What the task requires
It is required that all of the data be written out exactly.

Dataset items
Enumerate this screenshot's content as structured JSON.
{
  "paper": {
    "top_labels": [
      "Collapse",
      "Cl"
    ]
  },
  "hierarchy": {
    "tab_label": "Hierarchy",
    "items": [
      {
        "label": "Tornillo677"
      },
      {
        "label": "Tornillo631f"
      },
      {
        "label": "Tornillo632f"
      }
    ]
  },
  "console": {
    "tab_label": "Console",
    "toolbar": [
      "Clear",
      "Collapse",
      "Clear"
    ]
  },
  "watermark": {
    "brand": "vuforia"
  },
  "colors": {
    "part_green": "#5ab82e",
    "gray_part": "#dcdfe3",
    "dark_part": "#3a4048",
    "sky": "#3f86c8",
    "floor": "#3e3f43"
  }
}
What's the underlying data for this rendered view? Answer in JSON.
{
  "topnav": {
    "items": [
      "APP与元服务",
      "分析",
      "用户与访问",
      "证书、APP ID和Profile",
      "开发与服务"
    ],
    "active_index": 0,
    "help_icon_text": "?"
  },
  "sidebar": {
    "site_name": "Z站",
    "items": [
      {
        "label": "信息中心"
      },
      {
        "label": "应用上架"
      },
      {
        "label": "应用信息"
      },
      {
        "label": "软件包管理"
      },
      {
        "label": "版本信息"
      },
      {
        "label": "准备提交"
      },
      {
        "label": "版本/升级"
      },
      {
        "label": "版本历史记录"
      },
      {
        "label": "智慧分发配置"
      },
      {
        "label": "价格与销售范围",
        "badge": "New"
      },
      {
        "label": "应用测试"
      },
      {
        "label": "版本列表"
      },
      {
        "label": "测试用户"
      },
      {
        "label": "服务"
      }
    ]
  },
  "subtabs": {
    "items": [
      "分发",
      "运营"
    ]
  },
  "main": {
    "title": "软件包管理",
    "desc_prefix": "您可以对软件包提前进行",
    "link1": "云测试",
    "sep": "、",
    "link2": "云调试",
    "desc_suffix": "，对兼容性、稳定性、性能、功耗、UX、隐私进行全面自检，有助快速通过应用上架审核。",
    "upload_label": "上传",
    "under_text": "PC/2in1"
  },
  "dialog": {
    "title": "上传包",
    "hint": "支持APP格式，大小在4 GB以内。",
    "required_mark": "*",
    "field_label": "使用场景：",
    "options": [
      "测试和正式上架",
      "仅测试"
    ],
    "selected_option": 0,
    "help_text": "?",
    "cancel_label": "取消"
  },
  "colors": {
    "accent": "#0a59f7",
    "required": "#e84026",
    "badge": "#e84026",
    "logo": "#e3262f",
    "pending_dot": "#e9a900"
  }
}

Output below
Enumerate this screenshot's content as structured JSON.
{
  "paper": {
    "top_labels": [
      "Collapse",
      "Cl"
    ]
  },
  "hierarchy": {
    "tab_label": "Hierarchy",
    "items": [
      {
        "label": "Tornillo677"
      },
      {
        "label": "Tornillo631f"
      },
      {
        "label": "Tornillo632f"
      }
    ]
  },
  "console": {
    "tab_label": "Console",
    "toolbar": [
      "Clear",
      "Collapse",
      "Clear"
    ]
  },
  "watermark": {
    "brand": "vuforia"
  },
  "colors": {
    "part_green": "#5ab82e",
    "gray_part": "#dcdfe3",
    "dark_part": "#3a4048",
    "sky": "#3f86c8",
    "floor": "#3e3f43"
  }
}
What's the underlying data for this rendered view? Answer in JSON.
{
  "topnav": {
    "items": [
      "APP与元服务",
      "分析",
      "用户与访问",
      "证书、APP ID和Profile",
      "开发与服务"
    ],
    "active_index": 0,
    "help_icon_text": "?"
  },
  "sidebar": {
    "site_name": "Z站",
    "items": [
      {
        "label": "信息中心"
      },
      {
        "label": "应用上架"
      },
      {
        "label": "应用信息"
      },
      {
        "label": "软件包管理"
      },
      {
        "label": "版本信息"
      },
      {
        "label": "准备提交"
      },
      {
        "label": "版本/升级"
      },
      {
        "label": "版本历史记录"
      },
      {
        "label": "智慧分发配置"
      },
      {
        "label": "价格与销售范围",
        "badge": "New"
      },
      {
        "label": "应用测试"
      },
      {
        "label": "版本列表"
      },
      {
        "label": "测试用户"
      },
      {
        "label": "服务"
      }
    ]
  },
  "subtabs": {
    "items": [
      "分发",
      "运营"
    ]
  },
  "main": {
    "title": "软件包管理",
    "desc_prefix": "您可以对软件包提前进行",
    "link1": "云测试",
    "sep": "、",
    "link2": "云调试",
    "desc_suffix": "，对兼容性、稳定性、性能、功耗、UX、隐私进行全面自检，有助快速通过应用上架审核。",
    "upload_label": "上传",
    "under_text": "PC/2in1"
  },
  "dialog": {
    "title": "上传包",
    "hint": "支持APP格式，大小在4 GB以内。",
    "required_mark": "*",
    "field_label": "使用场景：",
    "options": [
      "测试和正式上架",
      "仅测试"
    ],
    "selected_option": 0,
    "help_text": "?",
    "cancel_label": "取消"
  },
  "colors": {
    "accent": "#0a59f7",
    "required": "#e84026",
    "badge": "#e84026",
    "logo": "#e3262f",
    "pending_dot": "#e9a900"
  }
}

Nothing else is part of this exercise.